Wenn das zutrifft, fallen also Zehntausende von Flüchtlingen für den Arbeitsmarkt glatt aus. Da nützt auch ein neues Gesetz nichts; denn Traditionen erweisen sich in den meisten Kulturen als sehr beständig.
§§ 11 und 12 vorgesehen ist, hilft nicht; denn Teilhabe muss nicht gesetzlich geregelt werden. Nach diesem Entwurf steht ja selbst solchen Zugewanderten eine Teilhabe zu, die sich nicht integriert haben. Hier wird der zweite Schritt vor dem ersten getan, und dieser Schritt bereitet aus meiner Sicht in der Konsequenz eine Quote für Migranten vor, egal, ob diese integriert sind oder nicht. Das klang ja eben auch schon an.
Zuwanderer haben sehr viele Möglichkeiten zur Teilhabe; diese gibt es schon. Ich habe gestern bei der Ostsee-Parlamentarierkonferenz mit einer jungen Frau aus Syrien gesprochen. Sie ist seit drei Jahren hier, spricht hervorragend Deutsch - und sie praktiziert Teilhabe, denn sie gibt ehrenamtlich Sprachunterricht, spielt Theater und engagiert sich im Landesjugendparlament. Was diese Frau braucht - nach ihren Worten, nicht nach meinen; ich bitte, das zu unterscheiden -, sind nicht mehr Gesetze und Vorschriften, sondern Mitbürger - ich nenne sie einmal Lotsen -, die den Flüchtlingen die Vielzahl der Vorschriften, die sich teilweise überschneiden, erklären.
Der vorliegende Gesetzentwurf ändert nichts an der Situation. Er sollte in den Ausschussberatungen sehr, sehr gründlich überarbeitet und stark abgeändert werden - sofern dies überhaupt möglich ist. Geschieht das nicht, ist er ein komplett falsches Signal sowohl an die Mehrheitsgesellschaft als auch an die integrationswilligen Zuwanderer.
Sehr geehrte Frau Präsidentin! Liebe Kolleginnen und Kollegen! Wir haben ja jetzt eine ganze Menge zur Gesetzestechnik hier in diesem Haus gehört, und wir haben uns anhören dürfen, warum dieser Gesetzentwurf der Jamaika-Koalition viele Voraussetzungen, die an ein Gesetz gestellt werden, angeblich nicht erfüllt.
Den größten Unsinn allerdings habe ich gehört, als hier ausgeführt wurde, dass es sich um Staatszielbestimmungen handele, die in die Verfassung gehören.

────────────────────

_ZU ERLEDIGENDE AUFGABEN:_
1. Wo fand laut dem Debattenauszug das gestrige Gespräch mit der jungen Frau aus Syrien statt?
2. Führen Sie den Debattenauszug im Anschluss an seinen letzten Satz fort.
Das nachstehende Material hat keinen Bezug zum Debattenauszug.

_ROHDATEN:_

────────────────────

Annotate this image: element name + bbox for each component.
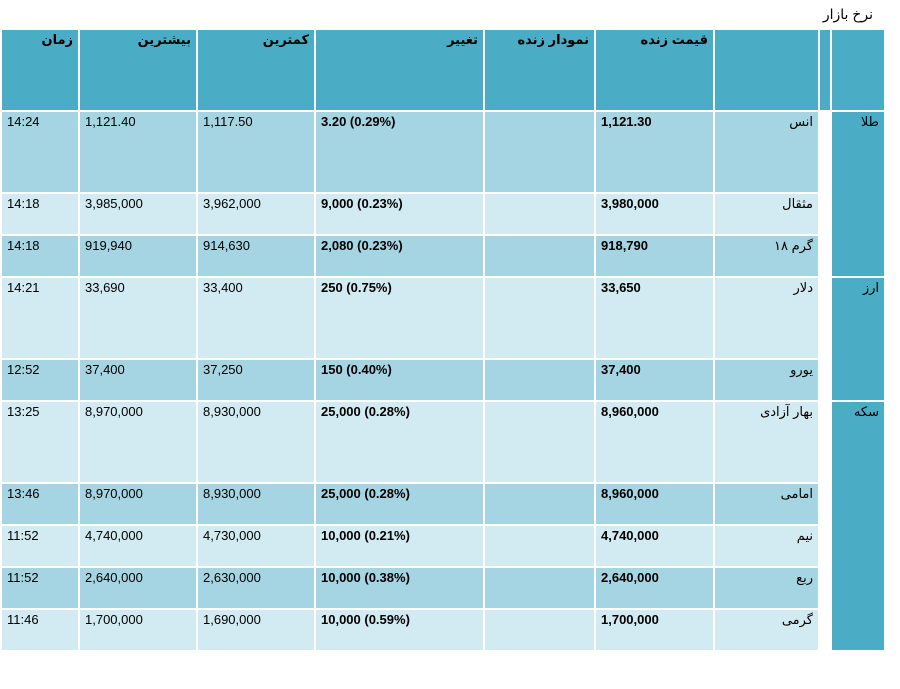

────────────────────

_ERGEBNISSE JE AUFGABE:_
1. Bei der Ostsee-Parlamentarierkonferenz.

2.
Herr Schaffer, ganz im Ernst: Fragen Sie Ihre juristischen Fachberater, was Staatszielbestimmungen sind. Sie finden in diesem Gesetz solche nicht.
Es ist auch nicht ungewöhnlich, dass der Gesetzgeber einen Rahmen aufstellt, wie bestimmte Maßnahmen am Ende durchzuführen sind. Ich will Ihnen ein Beispiel geben: § 112 SGB III, Teilhabe am Arbeitsleben. Dort heißt es:
„Für behinderte Menschen können Leistungen zur Förderung der Teilhabe am Arbeitsleben erbracht werden, um ihre Erwerbsfähigkeit zu erhalten, zu verbessern, herzustellen oder wiederherzustellen und ihre Teilhabe am Arbeitsleben zu sichern, soweit Art und Schwere der Behinderung dies erfordern.“
Das sind Rahmenbedingungen, die dort gesetzt werden, die zu beachten sind, wenn es um die Integration von Behinderten ins Arbeitsleben geht. Genau das tun wir hier. Sie müssen einfach aufmerksam lesen: Da stehen Verpflichtungen an die zuständigen Behörden gerichtet, wie Integrationsarbeit in diesem Land auf der Grundlage des Bundesrechts zu einem überwiegenden Teil zu gestalten sein wird. Insofern schafft dieses Gesetz etwas Neues. Das mögen Sie nicht zur Kenntnis nehmen, aber mir ist die Art und Weise der Kritik, die Sie hier vielfach vorgebracht haben, wirklich zu platt, als dass man sich mit Ihnen wirklich intensiv dazu auseinandersetzen kann.
Frau Midyatli oder Herr Stegner, wir haben auch in andere Bundesländer geschaut, und wir kennen die dortigen Regelungen. Wir haben uns auch mit der Frage beschäftigt, ob wir ein sogenanntes Artikelgesetz schaffen,
indem wir nämlich bestimmte landesgesetzliche Vorschriften mit Blick auf Integrationsbezug anpassen und ergänzen. Wir haben uns am Ende nach langen Diskussionen dagegen entschieden. Das mag richtig oder falsch sein, aber es gab durchaus vernünftige Gründe, sich gegen ein Artikelgesetz zu entscheiden und zunächst einmal mit allgemeinen Pflichten für die Beteiligten zu starten, die sich an Integration zu beteiligen haben. Das ist hier geschehen. Ich finde den Lösungsansatz rechtlich richtig, zulässig und in der Sache förderlich.
Ich will noch einen Punkt zur Frage der Bringschuld nennen: Sie verkennen völlig, dass wir als deutsche Gesellschaft ein überragendes Interesse daran haben, dass die Menschen, die in diesem Land leben, in die Gesellschaft integriert sind.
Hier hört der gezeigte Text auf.